§ **Job**
Will you quote all of the entries, word for word?

Dataset records:
================

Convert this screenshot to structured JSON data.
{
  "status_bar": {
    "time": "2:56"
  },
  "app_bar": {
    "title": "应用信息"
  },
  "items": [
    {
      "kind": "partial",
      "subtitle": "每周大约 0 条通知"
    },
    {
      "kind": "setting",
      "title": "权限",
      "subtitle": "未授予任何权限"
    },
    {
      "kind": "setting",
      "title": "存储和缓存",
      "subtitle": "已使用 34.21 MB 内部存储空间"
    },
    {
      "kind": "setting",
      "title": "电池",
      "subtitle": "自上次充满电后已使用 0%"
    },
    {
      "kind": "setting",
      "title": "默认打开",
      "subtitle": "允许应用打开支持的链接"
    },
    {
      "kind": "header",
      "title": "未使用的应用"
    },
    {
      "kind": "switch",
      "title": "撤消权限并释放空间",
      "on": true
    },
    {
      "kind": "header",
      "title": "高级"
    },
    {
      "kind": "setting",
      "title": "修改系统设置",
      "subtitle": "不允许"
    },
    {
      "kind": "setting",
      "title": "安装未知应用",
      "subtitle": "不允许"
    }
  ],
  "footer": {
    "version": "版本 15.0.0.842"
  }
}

================

§ **The completed task**
Convert this screenshot to structured JSON data.
{
  "status_bar": {
    "time": "2:56"
  },
  "app_bar": {
    "title": "应用信息"
  },
  "items": [
    {
      "kind": "partial",
      "subtitle": "每周大约 0 条通知"
    },
    {
      "kind": "setting",
      "title": "权限",
      "subtitle": "未授予任何权限"
    },
    {
      "kind": "setting",
      "title": "存储和缓存",
      "subtitle": "已使用 34.21 MB 内部存储空间"
    },
    {
      "kind": "setting",
      "title": "电池",
      "subtitle": "自上次充满电后已使用 0%"
    },
    {
      "kind": "setting",
      "title": "默认打开",
      "subtitle": "允许应用打开支持的链接"
    },
    {
      "kind": "header",
      "title": "未使用的应用"
    },
    {
      "kind": "switch",
      "title": "撤消权限并释放空间",
      "on": true
    },
    {
      "kind": "header",
      "title": "高级"
    },
    {
      "kind": "setting",
      "title": "修改系统设置",
      "subtitle": "不允许"
    },
    {
      "kind": "setting",
      "title": "安装未知应用",
      "subtitle": "不允许"
    }
  ],
  "footer": {
    "version": "版本 15.0.0.842"
  }
}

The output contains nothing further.